**WHAT IS BEING ASKED**
Will you print the material below without altering a single character?

**WORKING DATA**
::::

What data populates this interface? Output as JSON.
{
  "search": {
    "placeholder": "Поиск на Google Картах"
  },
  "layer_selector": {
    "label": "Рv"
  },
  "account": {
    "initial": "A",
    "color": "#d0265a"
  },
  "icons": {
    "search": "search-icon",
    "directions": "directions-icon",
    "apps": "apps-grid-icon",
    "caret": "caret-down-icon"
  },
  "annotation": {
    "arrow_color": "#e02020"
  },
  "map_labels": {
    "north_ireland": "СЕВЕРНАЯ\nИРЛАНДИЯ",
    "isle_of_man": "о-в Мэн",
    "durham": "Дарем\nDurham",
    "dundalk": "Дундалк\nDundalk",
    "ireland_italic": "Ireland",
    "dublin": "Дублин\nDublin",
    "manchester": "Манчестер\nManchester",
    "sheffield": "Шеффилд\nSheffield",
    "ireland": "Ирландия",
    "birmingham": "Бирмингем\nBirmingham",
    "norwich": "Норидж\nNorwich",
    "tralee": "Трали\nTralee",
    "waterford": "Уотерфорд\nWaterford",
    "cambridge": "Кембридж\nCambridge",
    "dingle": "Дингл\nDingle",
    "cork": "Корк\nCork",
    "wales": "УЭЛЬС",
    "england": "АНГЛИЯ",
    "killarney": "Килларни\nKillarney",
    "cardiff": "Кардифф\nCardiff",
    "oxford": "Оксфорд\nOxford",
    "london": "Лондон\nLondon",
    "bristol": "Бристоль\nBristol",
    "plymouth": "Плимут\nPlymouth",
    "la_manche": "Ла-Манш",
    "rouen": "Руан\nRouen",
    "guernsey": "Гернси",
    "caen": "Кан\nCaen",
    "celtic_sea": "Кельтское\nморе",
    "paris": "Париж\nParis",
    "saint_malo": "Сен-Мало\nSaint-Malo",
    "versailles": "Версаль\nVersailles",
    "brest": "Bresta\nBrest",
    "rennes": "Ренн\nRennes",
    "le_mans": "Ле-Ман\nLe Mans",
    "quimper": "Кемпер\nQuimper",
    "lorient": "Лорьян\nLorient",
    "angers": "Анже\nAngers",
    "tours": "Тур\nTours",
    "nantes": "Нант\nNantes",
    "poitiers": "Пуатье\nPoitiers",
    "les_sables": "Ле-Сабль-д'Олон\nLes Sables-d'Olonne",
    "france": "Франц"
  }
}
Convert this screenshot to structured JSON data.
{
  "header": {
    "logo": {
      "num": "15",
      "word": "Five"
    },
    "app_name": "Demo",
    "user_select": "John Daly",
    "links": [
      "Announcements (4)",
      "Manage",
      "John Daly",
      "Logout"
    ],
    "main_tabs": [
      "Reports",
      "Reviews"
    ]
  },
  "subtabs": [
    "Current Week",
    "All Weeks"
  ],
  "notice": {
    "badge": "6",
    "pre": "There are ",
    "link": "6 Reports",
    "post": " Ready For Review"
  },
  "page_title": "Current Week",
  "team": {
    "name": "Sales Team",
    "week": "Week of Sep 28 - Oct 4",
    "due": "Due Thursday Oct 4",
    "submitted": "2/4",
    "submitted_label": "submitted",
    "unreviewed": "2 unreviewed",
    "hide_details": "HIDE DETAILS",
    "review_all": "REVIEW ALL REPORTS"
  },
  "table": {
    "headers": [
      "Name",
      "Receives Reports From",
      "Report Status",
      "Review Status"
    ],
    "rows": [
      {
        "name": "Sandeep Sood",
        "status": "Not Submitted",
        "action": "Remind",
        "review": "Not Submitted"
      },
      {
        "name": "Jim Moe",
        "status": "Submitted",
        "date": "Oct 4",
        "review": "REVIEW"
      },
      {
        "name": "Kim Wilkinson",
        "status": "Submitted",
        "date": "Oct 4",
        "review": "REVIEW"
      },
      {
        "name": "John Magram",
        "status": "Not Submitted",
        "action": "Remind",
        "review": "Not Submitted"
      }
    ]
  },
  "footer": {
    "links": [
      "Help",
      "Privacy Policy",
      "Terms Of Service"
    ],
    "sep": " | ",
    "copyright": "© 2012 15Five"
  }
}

::::

**COMPLETE RESPONSE**
What data populates this interface? Output as JSON.
{
  "search": {
    "placeholder": "Поиск на Google Картах"
  },
  "layer_selector": {
    "label": "Рv"
  },
  "account": {
    "initial": "A",
    "color": "#d0265a"
  },
  "icons": {
    "search": "search-icon",
    "directions": "directions-icon",
    "apps": "apps-grid-icon",
    "caret": "caret-down-icon"
  },
  "annotation": {
    "arrow_color": "#e02020"
  },
  "map_labels": {
    "north_ireland": "СЕВЕРНАЯ\nИРЛАНДИЯ",
    "isle_of_man": "о-в Мэн",
    "durham": "Дарем\nDurham",
    "dundalk": "Дундалк\nDundalk",
    "ireland_italic": "Ireland",
    "dublin": "Дублин\nDublin",
    "manchester": "Манчестер\nManchester",
    "sheffield": "Шеффилд\nSheffield",
    "ireland": "Ирландия",
    "birmingham": "Бирмингем\nBirmingham",
    "norwich": "Норидж\nNorwich",
    "tralee": "Трали\nTralee",
    "waterford": "Уотерфорд\nWaterford",
    "cambridge": "Кембридж\nCambridge",
    "dingle": "Дингл\nDingle",
    "cork": "Корк\nCork",
    "wales": "УЭЛЬС",
    "england": "АНГЛИЯ",
    "killarney": "Килларни\nKillarney",
    "cardiff": "Кардифф\nCardiff",
    "oxford": "Оксфорд\nOxford",
    "london": "Лондон\nLondon",
    "bristol": "Бристоль\nBristol",
    "plymouth": "Плимут\nPlymouth",
    "la_manche": "Ла-Манш",
    "rouen": "Руан\nRouen",
    "guernsey": "Гернси",
    "caen": "Кан\nCaen",
    "celtic_sea": "Кельтское\nморе",
    "paris": "Париж\nParis",
    "saint_malo": "Сен-Мало\nSaint-Malo",
    "versailles": "Версаль\nVersailles",
    "brest": "Bresta\nBrest",
    "rennes": "Ренн\nRennes",
    "le_mans": "Ле-Ман\nLe Mans",
    "quimper": "Кемпер\nQuimper",
    "lorient": "Лорьян\nLorient",
    "angers": "Анже\nAngers",
    "tours": "Тур\nTours",
    "nantes": "Нант\nNantes",
    "poitiers": "Пуатье\nPoitiers",
    "les_sables": "Ле-Сабль-д'Олон\nLes Sables-d'Olonne",
    "france": "Франц"
  }
}
Convert this screenshot to structured JSON data.
{
  "header": {
    "logo": {
      "num": "15",
      "word": "Five"
    },
    "app_name": "Demo",
    "user_select": "John Daly",
    "links": [
      "Announcements (4)",
      "Manage",
      "John Daly",
      "Logout"
    ],
    "main_tabs": [
      "Reports",
      "Reviews"
    ]
  },
  "subtabs": [
    "Current Week",
    "All Weeks"
  ],
  "notice": {
    "badge": "6",
    "pre": "There are ",
    "link": "6 Reports",
    "post": " Ready For Review"
  },
  "page_title": "Current Week",
  "team": {
    "name": "Sales Team",
    "week": "Week of Sep 28 - Oct 4",
    "due": "Due Thursday Oct 4",
    "submitted": "2/4",
    "submitted_label": "submitted",
    "unreviewed": "2 unreviewed",
    "hide_details": "HIDE DETAILS",
    "review_all": "REVIEW ALL REPORTS"
  },
  "table": {
    "headers": [
      "Name",
      "Receives Reports From",
      "Report Status",
      "Review Status"
    ],
    "rows": [
      {
        "name": "Sandeep Sood",
        "status": "Not Submitted",
        "action": "Remind",
        "review": "Not Submitted"
      },
      {
        "name": "Jim Moe",
        "status": "Submitted",
        "date": "Oct 4",
        "review": "REVIEW"
      },
      {
        "name": "Kim Wilkinson",
        "status": "Submitted",
        "date": "Oct 4",
        "review": "REVIEW"
      },
      {
        "name": "John Magram",
        "status": "Not Submitted",
        "action": "Remind",
        "review": "Not Submitted"
      }
    ]
  },
  "footer": {
    "links": [
      "Help",
      "Privacy Policy",
      "Terms Of Service"
    ],
    "sep": " | ",
    "copyright": "© 2012 15Five"
  }
}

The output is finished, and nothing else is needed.